Find every line below that contains the word "words" and copy it out.

> [Material for this exercise]:
— BEGIN —

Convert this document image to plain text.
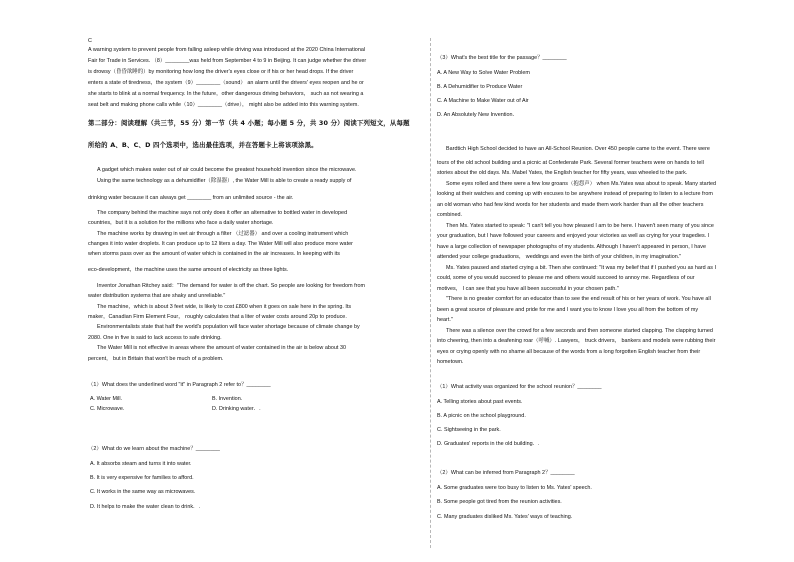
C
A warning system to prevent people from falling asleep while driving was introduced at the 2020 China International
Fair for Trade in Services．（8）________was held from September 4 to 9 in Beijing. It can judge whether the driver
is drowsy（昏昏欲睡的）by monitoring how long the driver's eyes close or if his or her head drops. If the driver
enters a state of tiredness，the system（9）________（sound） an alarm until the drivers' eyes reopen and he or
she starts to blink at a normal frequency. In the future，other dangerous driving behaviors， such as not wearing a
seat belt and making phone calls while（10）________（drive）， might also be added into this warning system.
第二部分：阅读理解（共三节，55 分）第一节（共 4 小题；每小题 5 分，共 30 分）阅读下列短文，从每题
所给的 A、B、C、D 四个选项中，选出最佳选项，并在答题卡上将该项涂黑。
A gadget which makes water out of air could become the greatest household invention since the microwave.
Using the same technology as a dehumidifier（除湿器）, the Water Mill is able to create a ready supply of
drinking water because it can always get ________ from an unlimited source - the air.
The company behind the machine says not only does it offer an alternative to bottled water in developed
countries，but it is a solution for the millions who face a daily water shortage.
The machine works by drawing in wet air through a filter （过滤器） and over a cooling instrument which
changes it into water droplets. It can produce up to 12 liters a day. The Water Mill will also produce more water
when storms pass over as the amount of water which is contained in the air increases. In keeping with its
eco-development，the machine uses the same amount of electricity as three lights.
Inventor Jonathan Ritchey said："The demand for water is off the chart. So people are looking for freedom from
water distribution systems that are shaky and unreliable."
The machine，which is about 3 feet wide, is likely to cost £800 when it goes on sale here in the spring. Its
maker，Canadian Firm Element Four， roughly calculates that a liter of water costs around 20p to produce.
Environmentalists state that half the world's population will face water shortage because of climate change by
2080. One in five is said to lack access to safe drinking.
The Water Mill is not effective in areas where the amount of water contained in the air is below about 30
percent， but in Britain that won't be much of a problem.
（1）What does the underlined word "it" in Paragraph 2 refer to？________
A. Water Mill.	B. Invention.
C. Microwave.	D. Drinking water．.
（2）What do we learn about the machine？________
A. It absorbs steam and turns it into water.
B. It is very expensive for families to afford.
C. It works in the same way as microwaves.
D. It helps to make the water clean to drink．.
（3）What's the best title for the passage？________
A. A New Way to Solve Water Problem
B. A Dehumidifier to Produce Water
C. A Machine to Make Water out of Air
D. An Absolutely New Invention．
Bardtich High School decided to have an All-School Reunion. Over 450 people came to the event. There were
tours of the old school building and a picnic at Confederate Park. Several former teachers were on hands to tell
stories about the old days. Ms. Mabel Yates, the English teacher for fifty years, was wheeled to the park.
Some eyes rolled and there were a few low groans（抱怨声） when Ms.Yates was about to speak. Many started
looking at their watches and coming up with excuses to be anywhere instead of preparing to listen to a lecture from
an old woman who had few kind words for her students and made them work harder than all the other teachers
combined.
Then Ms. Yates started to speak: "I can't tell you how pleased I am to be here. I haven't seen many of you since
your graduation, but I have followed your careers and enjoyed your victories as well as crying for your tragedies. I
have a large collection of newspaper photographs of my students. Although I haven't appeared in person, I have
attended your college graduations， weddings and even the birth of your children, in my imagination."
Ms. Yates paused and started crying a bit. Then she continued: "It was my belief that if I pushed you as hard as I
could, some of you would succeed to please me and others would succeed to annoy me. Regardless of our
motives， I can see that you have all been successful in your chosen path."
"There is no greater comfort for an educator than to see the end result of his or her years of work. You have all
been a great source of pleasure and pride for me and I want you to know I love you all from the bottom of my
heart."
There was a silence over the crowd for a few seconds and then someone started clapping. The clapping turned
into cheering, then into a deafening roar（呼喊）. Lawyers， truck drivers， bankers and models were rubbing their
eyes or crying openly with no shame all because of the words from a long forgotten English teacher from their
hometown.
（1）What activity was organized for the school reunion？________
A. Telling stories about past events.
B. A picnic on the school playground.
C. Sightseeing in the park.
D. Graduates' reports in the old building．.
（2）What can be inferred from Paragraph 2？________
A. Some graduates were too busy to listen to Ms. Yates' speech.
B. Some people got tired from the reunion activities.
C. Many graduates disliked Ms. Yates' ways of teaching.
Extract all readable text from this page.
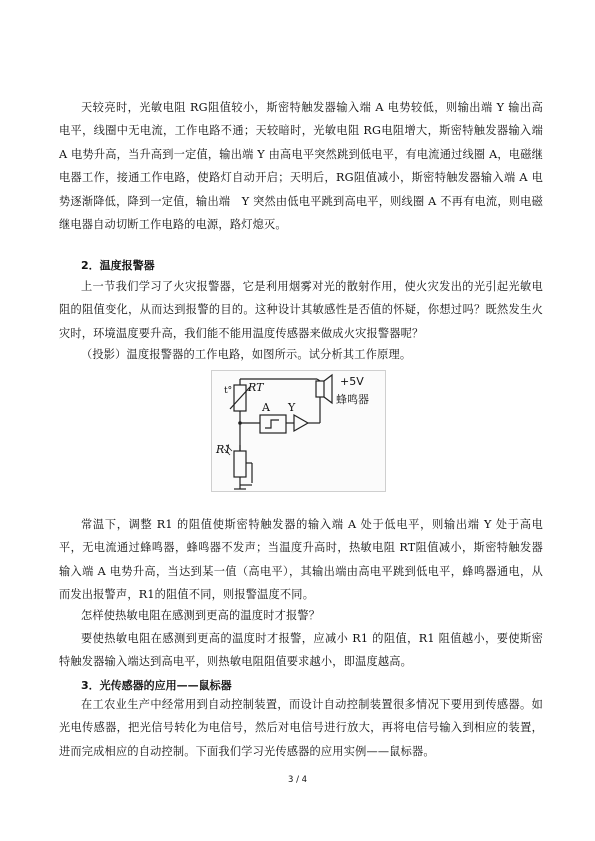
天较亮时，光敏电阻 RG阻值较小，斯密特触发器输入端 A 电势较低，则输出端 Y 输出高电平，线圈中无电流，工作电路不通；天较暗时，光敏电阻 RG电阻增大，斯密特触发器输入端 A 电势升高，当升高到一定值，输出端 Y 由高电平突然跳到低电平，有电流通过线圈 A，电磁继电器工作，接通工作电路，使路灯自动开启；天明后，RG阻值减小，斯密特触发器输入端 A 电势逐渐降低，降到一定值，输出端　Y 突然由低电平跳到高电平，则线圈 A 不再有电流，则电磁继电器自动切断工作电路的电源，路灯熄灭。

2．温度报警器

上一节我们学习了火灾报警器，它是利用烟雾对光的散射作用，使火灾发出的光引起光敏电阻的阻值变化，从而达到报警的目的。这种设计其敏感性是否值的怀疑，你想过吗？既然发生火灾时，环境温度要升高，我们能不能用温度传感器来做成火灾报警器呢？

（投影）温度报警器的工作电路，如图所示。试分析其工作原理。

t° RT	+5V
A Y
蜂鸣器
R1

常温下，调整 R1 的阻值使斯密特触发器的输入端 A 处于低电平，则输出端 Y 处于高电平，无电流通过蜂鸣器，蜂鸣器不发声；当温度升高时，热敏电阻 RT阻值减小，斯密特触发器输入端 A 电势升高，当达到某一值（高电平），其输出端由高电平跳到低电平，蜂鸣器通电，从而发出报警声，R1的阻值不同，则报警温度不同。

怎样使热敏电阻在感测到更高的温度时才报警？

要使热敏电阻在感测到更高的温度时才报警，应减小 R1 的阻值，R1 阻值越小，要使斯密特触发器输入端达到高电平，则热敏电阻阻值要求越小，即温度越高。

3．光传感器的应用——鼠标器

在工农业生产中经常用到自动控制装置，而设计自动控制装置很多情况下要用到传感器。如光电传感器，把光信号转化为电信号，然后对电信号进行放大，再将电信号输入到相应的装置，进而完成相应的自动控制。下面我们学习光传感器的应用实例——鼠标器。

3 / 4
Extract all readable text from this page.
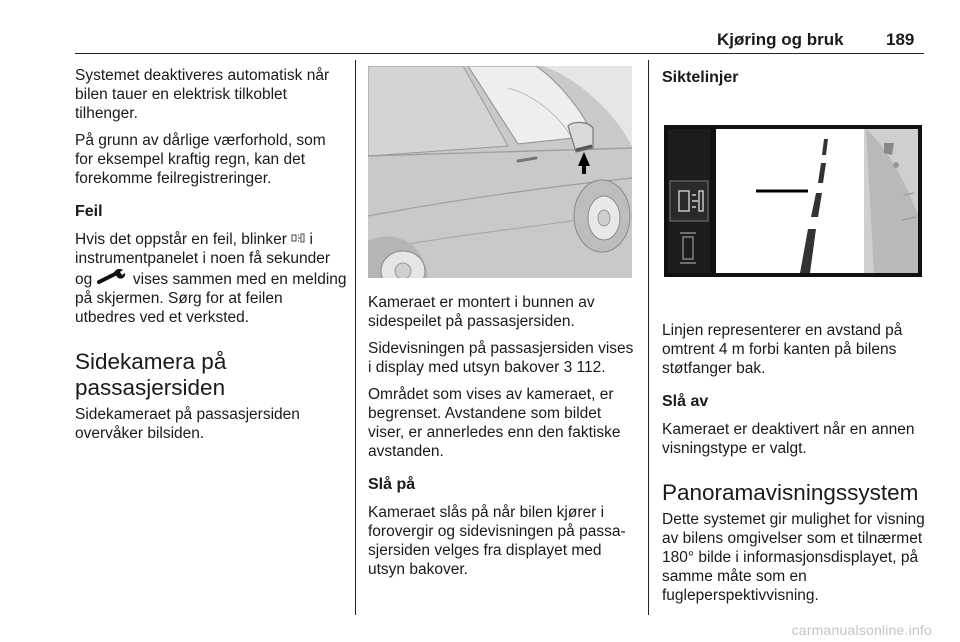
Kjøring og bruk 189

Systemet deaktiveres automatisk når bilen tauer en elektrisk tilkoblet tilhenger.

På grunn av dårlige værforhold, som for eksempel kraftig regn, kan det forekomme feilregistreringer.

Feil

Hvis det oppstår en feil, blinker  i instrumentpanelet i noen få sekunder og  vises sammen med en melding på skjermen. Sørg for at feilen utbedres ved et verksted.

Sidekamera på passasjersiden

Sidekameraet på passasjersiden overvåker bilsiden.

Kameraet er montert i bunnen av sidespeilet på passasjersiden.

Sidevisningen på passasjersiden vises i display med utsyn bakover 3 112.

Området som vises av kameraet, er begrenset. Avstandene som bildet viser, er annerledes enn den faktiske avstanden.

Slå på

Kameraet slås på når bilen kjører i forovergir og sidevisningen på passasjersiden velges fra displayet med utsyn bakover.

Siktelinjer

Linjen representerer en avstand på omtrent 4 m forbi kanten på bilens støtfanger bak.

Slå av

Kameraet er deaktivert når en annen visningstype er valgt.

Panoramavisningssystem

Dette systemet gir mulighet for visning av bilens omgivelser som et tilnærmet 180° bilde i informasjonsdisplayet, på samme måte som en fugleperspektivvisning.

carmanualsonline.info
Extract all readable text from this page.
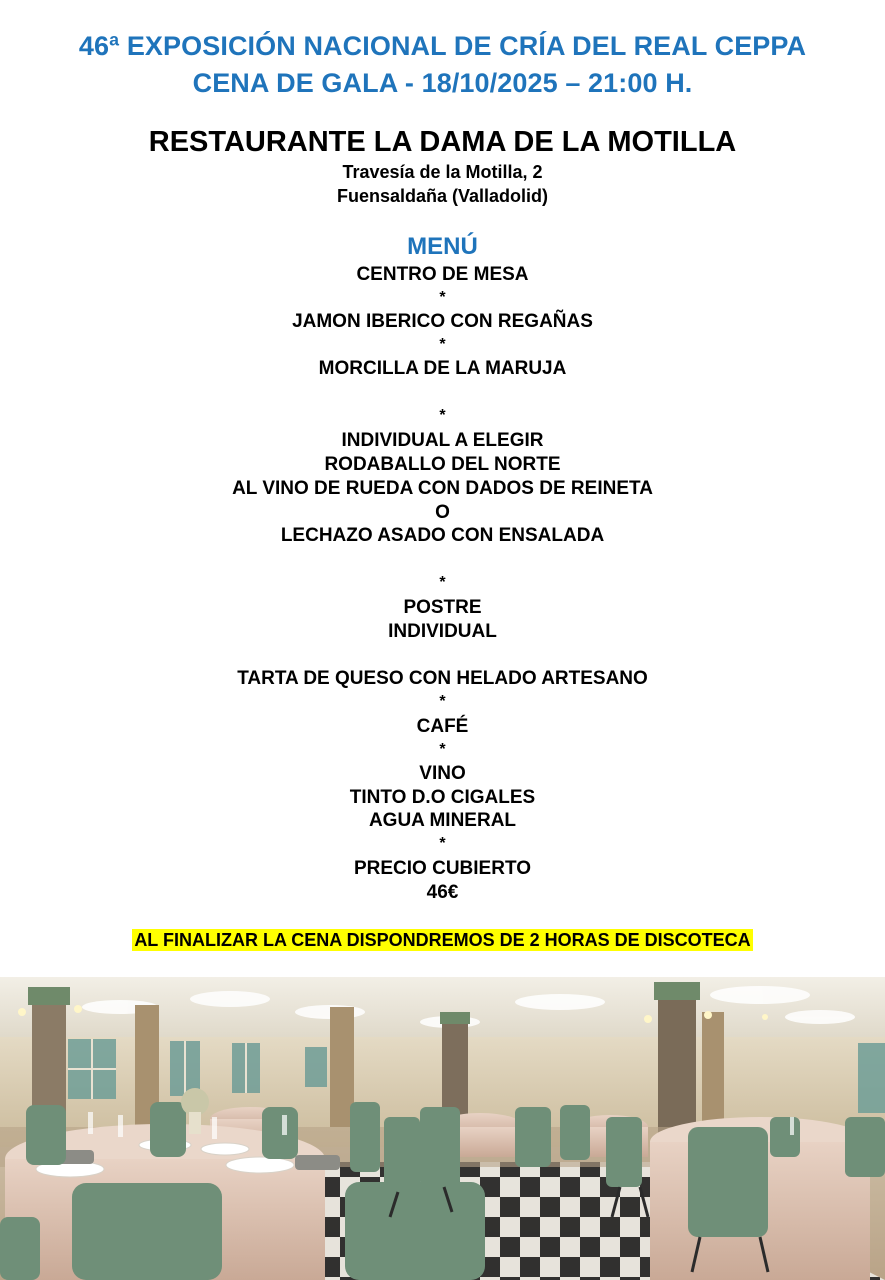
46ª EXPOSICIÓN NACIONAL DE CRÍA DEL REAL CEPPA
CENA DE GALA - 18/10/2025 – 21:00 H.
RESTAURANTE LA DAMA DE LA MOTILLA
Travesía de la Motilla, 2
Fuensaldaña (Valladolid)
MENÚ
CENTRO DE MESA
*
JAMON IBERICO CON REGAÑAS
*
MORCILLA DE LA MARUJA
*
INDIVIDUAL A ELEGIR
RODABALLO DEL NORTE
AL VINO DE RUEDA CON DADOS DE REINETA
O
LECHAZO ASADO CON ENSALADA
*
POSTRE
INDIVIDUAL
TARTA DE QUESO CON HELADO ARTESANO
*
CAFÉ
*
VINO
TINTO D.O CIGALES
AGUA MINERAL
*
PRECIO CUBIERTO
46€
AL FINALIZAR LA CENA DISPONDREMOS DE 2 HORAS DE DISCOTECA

— END —

> [Task response]:
an old woman who had few kind words for her students and made them work harder than all the other teachers
eyes or crying openly with no shame all because of the words from a long forgotten English teacher from their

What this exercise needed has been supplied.